Description of the task -> For each line below that contains the string "values", copy that line.

Source records ->
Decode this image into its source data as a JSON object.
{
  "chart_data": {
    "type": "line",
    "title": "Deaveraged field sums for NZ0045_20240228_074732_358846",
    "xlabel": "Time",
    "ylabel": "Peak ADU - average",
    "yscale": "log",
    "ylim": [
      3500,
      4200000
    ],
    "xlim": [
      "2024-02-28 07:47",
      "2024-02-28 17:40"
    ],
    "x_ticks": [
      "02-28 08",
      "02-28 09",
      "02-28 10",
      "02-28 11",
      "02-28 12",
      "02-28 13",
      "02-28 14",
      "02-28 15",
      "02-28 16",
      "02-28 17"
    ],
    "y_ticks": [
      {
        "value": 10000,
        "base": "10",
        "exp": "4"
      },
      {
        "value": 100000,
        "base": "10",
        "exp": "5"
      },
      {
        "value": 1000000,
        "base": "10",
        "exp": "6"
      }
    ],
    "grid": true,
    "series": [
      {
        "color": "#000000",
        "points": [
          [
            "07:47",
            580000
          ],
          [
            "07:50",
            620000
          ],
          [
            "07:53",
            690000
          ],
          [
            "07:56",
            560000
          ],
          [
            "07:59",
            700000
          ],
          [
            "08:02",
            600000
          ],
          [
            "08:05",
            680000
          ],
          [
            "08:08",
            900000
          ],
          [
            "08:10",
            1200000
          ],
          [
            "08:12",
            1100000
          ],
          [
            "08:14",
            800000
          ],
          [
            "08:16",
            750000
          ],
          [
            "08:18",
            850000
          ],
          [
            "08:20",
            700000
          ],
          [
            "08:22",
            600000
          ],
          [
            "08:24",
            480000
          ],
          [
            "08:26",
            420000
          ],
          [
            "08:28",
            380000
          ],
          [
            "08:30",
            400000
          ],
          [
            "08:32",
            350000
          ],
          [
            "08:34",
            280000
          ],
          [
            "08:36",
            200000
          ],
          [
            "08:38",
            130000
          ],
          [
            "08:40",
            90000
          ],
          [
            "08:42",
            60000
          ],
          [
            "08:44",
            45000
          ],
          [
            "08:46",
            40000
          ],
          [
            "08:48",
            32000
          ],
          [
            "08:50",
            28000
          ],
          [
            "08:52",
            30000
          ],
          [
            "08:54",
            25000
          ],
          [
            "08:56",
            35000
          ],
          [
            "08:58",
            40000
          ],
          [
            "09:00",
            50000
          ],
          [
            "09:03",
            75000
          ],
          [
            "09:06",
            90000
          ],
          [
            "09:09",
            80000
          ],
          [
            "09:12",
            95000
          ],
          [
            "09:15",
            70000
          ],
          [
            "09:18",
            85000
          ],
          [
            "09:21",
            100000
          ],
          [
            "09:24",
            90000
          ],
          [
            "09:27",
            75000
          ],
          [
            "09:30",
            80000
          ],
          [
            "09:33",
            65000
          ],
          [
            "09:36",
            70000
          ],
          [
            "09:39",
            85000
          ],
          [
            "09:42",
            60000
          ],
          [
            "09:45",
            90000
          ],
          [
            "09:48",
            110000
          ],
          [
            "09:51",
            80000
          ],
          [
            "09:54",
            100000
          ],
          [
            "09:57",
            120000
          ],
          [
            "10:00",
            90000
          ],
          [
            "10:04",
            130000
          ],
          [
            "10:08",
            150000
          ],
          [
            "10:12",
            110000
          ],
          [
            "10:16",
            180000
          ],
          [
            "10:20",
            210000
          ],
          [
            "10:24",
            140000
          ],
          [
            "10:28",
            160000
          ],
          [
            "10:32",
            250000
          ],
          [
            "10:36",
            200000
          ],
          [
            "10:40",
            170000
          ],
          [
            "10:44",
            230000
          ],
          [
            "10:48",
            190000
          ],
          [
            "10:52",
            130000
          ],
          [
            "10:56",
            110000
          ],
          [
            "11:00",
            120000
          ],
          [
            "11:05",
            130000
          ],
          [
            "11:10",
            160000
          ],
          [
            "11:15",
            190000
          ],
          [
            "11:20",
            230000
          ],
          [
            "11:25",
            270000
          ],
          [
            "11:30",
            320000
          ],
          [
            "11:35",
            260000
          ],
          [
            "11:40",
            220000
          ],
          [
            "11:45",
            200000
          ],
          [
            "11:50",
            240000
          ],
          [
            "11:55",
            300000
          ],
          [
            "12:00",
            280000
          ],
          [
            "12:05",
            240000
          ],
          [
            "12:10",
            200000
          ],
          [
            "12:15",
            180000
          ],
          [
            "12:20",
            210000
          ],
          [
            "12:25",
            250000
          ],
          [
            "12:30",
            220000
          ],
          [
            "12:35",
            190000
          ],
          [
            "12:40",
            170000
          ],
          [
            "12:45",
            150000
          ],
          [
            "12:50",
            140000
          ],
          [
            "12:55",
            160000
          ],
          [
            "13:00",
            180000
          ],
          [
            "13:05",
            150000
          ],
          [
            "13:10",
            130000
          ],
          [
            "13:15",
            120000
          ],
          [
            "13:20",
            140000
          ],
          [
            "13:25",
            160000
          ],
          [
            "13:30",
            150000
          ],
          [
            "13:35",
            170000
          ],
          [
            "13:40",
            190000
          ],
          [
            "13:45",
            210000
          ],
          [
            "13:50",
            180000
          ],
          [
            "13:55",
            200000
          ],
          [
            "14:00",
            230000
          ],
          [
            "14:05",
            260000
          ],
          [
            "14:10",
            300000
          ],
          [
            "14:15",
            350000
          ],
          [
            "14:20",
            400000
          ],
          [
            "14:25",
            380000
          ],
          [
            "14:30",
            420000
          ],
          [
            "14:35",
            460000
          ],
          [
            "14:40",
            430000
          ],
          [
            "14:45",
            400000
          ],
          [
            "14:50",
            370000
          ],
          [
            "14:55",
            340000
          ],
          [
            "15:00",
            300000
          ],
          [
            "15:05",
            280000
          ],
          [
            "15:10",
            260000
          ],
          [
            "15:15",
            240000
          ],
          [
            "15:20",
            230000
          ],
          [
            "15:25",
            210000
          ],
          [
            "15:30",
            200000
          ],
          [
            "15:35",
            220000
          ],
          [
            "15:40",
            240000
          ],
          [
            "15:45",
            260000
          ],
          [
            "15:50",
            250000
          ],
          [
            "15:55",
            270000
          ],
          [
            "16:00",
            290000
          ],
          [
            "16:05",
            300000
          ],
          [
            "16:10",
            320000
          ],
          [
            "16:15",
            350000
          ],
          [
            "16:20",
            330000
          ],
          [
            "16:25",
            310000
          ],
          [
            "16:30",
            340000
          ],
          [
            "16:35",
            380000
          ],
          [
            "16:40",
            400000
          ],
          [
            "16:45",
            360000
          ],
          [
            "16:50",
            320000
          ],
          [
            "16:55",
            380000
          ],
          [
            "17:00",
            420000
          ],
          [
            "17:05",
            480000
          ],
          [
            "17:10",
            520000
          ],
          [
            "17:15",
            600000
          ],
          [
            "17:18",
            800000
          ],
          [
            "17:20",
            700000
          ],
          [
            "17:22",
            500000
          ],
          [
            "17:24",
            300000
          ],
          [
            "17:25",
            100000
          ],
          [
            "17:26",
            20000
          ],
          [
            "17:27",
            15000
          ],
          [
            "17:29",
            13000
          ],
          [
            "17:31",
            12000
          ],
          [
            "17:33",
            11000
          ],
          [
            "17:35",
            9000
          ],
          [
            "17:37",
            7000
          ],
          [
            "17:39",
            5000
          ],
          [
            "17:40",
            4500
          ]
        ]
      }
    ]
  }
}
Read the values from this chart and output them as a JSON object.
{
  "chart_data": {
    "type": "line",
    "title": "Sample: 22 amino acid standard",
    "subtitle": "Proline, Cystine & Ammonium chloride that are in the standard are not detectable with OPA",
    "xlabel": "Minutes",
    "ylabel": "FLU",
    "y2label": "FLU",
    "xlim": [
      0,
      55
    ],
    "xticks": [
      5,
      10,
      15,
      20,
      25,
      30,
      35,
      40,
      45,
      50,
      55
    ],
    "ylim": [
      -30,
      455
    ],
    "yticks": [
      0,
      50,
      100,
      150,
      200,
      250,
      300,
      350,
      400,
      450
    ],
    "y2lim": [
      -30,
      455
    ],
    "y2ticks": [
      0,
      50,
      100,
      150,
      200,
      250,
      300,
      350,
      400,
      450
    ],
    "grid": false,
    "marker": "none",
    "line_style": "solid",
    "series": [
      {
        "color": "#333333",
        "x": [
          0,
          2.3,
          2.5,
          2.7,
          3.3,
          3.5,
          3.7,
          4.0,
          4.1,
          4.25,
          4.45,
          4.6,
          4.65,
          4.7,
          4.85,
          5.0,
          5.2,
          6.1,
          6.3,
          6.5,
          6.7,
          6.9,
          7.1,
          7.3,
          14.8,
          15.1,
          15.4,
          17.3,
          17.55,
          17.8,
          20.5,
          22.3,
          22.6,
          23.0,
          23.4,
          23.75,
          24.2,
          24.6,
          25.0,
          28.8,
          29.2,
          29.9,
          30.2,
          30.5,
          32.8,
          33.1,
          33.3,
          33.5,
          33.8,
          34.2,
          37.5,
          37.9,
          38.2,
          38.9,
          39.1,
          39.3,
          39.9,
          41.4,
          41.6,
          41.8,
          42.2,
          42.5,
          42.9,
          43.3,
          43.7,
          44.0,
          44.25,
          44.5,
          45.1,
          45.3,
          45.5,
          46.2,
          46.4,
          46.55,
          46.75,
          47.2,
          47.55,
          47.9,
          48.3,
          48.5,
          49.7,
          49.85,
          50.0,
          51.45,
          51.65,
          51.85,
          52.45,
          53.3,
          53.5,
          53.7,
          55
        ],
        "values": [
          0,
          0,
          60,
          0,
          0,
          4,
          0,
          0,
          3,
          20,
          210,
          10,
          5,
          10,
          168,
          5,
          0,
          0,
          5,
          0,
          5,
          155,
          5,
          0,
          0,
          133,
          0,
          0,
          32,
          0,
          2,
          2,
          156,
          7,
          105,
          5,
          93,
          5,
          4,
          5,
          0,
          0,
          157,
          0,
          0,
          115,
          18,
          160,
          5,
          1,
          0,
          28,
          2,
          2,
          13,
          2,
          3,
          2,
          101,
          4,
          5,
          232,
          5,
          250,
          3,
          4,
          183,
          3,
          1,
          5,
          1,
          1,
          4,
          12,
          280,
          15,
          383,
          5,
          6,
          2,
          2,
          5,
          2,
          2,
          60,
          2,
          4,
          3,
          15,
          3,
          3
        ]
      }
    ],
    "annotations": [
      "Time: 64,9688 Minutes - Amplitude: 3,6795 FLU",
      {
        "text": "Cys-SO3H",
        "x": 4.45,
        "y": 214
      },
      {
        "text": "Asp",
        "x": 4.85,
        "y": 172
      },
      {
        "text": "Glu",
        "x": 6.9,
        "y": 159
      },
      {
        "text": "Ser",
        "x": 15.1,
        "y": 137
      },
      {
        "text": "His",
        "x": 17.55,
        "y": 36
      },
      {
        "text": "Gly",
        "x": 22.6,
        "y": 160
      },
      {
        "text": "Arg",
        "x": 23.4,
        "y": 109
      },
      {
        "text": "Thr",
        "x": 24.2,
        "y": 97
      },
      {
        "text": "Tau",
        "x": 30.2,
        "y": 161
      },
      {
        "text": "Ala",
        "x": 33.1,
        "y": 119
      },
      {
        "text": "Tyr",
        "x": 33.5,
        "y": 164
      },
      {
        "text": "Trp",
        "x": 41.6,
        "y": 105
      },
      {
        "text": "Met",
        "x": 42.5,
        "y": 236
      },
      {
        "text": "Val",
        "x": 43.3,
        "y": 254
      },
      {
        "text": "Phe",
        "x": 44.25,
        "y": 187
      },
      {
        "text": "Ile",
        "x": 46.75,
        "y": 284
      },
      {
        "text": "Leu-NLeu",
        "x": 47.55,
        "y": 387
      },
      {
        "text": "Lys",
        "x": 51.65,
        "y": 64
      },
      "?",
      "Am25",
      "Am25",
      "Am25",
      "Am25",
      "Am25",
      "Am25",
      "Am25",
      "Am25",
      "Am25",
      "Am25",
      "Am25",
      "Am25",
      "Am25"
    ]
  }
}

Exercise answer ->
Read the values from this chart and output them as a JSON object.
        "values": [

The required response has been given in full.